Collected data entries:
◆ ◆ ◆ ◆ ◆
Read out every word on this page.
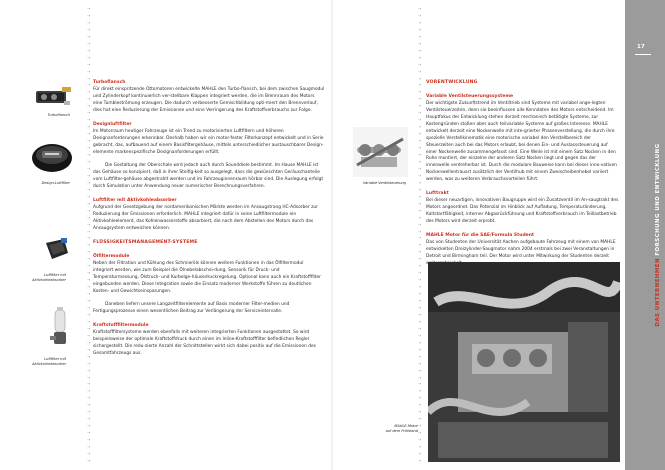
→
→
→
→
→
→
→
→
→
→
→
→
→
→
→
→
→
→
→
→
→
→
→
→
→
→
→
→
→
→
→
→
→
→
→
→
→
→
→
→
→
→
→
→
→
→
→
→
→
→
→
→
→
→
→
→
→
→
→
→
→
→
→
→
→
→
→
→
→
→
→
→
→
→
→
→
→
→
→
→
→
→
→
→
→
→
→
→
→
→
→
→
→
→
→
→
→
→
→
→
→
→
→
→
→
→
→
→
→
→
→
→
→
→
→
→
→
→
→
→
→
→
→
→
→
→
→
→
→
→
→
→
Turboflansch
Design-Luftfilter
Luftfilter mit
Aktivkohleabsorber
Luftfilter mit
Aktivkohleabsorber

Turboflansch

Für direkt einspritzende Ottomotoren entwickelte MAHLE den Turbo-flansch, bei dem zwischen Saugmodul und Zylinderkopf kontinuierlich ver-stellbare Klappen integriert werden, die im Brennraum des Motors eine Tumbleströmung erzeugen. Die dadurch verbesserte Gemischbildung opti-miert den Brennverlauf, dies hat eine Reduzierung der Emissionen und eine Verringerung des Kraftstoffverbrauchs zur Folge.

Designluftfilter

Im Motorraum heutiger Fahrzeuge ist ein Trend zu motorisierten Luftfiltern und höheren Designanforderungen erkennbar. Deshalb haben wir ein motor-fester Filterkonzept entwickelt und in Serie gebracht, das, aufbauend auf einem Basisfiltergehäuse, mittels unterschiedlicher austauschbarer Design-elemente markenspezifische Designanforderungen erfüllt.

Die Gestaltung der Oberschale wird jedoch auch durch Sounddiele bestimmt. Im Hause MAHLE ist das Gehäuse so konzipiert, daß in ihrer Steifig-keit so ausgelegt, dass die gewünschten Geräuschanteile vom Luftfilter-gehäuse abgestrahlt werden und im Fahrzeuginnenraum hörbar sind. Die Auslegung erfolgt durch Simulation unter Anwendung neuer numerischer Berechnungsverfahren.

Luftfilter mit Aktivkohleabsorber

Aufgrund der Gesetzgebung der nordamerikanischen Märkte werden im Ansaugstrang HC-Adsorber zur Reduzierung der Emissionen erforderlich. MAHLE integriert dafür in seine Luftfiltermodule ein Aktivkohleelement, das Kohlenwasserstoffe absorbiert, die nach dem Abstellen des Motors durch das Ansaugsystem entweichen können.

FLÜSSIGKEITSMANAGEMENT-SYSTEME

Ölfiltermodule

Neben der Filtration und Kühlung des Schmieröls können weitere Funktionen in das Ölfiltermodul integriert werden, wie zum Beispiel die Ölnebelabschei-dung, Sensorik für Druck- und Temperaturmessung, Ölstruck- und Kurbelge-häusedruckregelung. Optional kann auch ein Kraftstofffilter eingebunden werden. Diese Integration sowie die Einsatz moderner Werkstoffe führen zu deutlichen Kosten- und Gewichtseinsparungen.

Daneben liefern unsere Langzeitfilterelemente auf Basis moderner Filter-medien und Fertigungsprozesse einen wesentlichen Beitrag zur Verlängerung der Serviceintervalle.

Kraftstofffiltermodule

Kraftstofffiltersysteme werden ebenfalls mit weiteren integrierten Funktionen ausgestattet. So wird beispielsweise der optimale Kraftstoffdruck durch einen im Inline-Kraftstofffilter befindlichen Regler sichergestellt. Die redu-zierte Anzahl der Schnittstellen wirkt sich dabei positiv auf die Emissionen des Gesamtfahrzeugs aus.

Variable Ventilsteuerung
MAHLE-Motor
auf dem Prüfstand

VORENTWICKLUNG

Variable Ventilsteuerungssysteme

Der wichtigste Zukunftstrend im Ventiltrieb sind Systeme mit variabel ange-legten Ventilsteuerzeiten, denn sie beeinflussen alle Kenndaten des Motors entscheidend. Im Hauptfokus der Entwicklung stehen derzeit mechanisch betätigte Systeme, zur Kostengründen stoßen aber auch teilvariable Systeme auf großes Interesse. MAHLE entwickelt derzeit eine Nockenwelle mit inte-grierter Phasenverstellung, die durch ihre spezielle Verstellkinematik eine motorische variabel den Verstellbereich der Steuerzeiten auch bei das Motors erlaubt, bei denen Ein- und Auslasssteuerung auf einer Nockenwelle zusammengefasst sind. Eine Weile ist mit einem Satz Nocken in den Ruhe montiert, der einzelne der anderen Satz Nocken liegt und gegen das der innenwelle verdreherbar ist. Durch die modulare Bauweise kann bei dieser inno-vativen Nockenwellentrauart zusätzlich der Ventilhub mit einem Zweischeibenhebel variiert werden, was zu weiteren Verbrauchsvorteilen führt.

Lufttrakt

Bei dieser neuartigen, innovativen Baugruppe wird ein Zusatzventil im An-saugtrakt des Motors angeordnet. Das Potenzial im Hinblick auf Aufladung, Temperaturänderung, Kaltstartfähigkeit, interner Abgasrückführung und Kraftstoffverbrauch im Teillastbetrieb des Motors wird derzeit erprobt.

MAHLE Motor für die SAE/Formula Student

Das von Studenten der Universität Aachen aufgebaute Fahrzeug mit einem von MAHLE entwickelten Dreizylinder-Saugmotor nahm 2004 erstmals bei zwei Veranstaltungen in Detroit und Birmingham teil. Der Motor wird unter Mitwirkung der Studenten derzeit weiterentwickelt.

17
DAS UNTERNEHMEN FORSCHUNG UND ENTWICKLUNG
◆ ◆ ◆ ◆ ◆
● Directive
Using the data above, print every line exactly, omitting pictures.

● Task answer
Read out every word on this page.
→
→
→
→
→
→
→
→
→
→
→
→
→
→
→
→
→
→
→
→
→
→
→
→
→
→
→
→
→
→
→
→
→
→
→
→
→
→
→
→
→
→
→
→
→
→
→
→
→
→
→
→
→
→
→
→
→
→
→
→
→
→
→
→
→
→
→
→
→
→
→
→
→
→
→
→
→
→
→
→
→
→
→
→
→
→
→
→
→
→
→
→
→
→
→
→
→
→
→
→
→
→
→
→
→
→
→
→
→
→
→
→
→
→
→
→
→
→
→
→
→
→
→
→
→
→
→
→
→
→
→
→
Turboflansch
Design-Luftfilter
Luftfilter mit
Aktivkohleabsorber
Luftfilter mit
Aktivkohleabsorber

Turboflansch

Für direkt einspritzende Ottomotoren entwickelte MAHLE den Turbo-flansch, bei dem zwischen Saugmodul und Zylinderkopf kontinuierlich ver-stellbare Klappen integriert werden, die im Brennraum des Motors eine Tumbleströmung erzeugen. Die dadurch verbesserte Gemischbildung opti-miert den Brennverlauf, dies hat eine Reduzierung der Emissionen und eine Verringerung des Kraftstoffverbrauchs zur Folge.

Designluftfilter

Im Motorraum heutiger Fahrzeuge ist ein Trend zu motorisierten Luftfiltern und höheren Designanforderungen erkennbar. Deshalb haben wir ein motor-fester Filterkonzept entwickelt und in Serie gebracht, das, aufbauend auf einem Basisfiltergehäuse, mittels unterschiedlicher austauschbarer Design-elemente markenspezifische Designanforderungen erfüllt.

Die Gestaltung der Oberschale wird jedoch auch durch Sounddiele bestimmt. Im Hause MAHLE ist das Gehäuse so konzipiert, daß in ihrer Steifig-keit so ausgelegt, dass die gewünschten Geräuschanteile vom Luftfilter-gehäuse abgestrahlt werden und im Fahrzeuginnenraum hörbar sind. Die Auslegung erfolgt durch Simulation unter Anwendung neuer numerischer Berechnungsverfahren.

Luftfilter mit Aktivkohleabsorber

Aufgrund der Gesetzgebung der nordamerikanischen Märkte werden im Ansaugstrang HC-Adsorber zur Reduzierung der Emissionen erforderlich. MAHLE integriert dafür in seine Luftfiltermodule ein Aktivkohleelement, das Kohlenwasserstoffe absorbiert, die nach dem Abstellen des Motors durch das Ansaugsystem entweichen können.

FLÜSSIGKEITSMANAGEMENT-SYSTEME

Ölfiltermodule

Neben der Filtration und Kühlung des Schmieröls können weitere Funktionen in das Ölfiltermodul integriert werden, wie zum Beispiel die Ölnebelabschei-dung, Sensorik für Druck- und Temperaturmessung, Ölstruck- und Kurbelge-häusedruckregelung. Optional kann auch ein Kraftstofffilter eingebunden werden. Diese Integration sowie die Einsatz moderner Werkstoffe führen zu deutlichen Kosten- und Gewichtseinsparungen.

Daneben liefern unsere Langzeitfilterelemente auf Basis moderner Filter-medien und Fertigungsprozesse einen wesentlichen Beitrag zur Verlängerung der Serviceintervalle.

Kraftstofffiltermodule

Kraftstofffiltersysteme werden ebenfalls mit weiteren integrierten Funktionen ausgestattet. So wird beispielsweise der optimale Kraftstoffdruck durch einen im Inline-Kraftstofffilter befindlichen Regler sichergestellt. Die redu-zierte Anzahl der Schnittstellen wirkt sich dabei positiv auf die Emissionen des Gesamtfahrzeugs aus.

Variable Ventilsteuerung
MAHLE-Motor
auf dem Prüfstand

VORENTWICKLUNG

Variable Ventilsteuerungssysteme

Der wichtigste Zukunftstrend im Ventiltrieb sind Systeme mit variabel ange-legten Ventilsteuerzeiten, denn sie beeinflussen alle Kenndaten des Motors entscheidend. Im Hauptfokus der Entwicklung stehen derzeit mechanisch betätigte Systeme, zur Kostengründen stoßen aber auch teilvariable Systeme auf großes Interesse. MAHLE entwickelt derzeit eine Nockenwelle mit inte-grierter Phasenverstellung, die durch ihre spezielle Verstellkinematik eine motorische variabel den Verstellbereich der Steuerzeiten auch bei das Motors erlaubt, bei denen Ein- und Auslasssteuerung auf einer Nockenwelle zusammengefasst sind. Eine Weile ist mit einem Satz Nocken in den Ruhe montiert, der einzelne der anderen Satz Nocken liegt und gegen das der innenwelle verdreherbar ist. Durch die modulare Bauweise kann bei dieser inno-vativen Nockenwellentrauart zusätzlich der Ventilhub mit einem Zweischeibenhebel variiert werden, was zu weiteren Verbrauchsvorteilen führt.

Lufttrakt

Bei dieser neuartigen, innovativen Baugruppe wird ein Zusatzventil im An-saugtrakt des Motors angeordnet. Das Potenzial im Hinblick auf Aufladung, Temperaturänderung, Kaltstartfähigkeit, interner Abgasrückführung und Kraftstoffverbrauch im Teillastbetrieb des Motors wird derzeit erprobt.

MAHLE Motor für die SAE/Formula Student

Das von Studenten der Universität Aachen aufgebaute Fahrzeug mit einem von MAHLE entwickelten Dreizylinder-Saugmotor nahm 2004 erstmals bei zwei Veranstaltungen in Detroit und Birmingham teil. Der Motor wird unter Mitwirkung der Studenten derzeit weiterentwickelt.

17
DAS UNTERNEHMEN FORSCHUNG UND ENTWICKLUNG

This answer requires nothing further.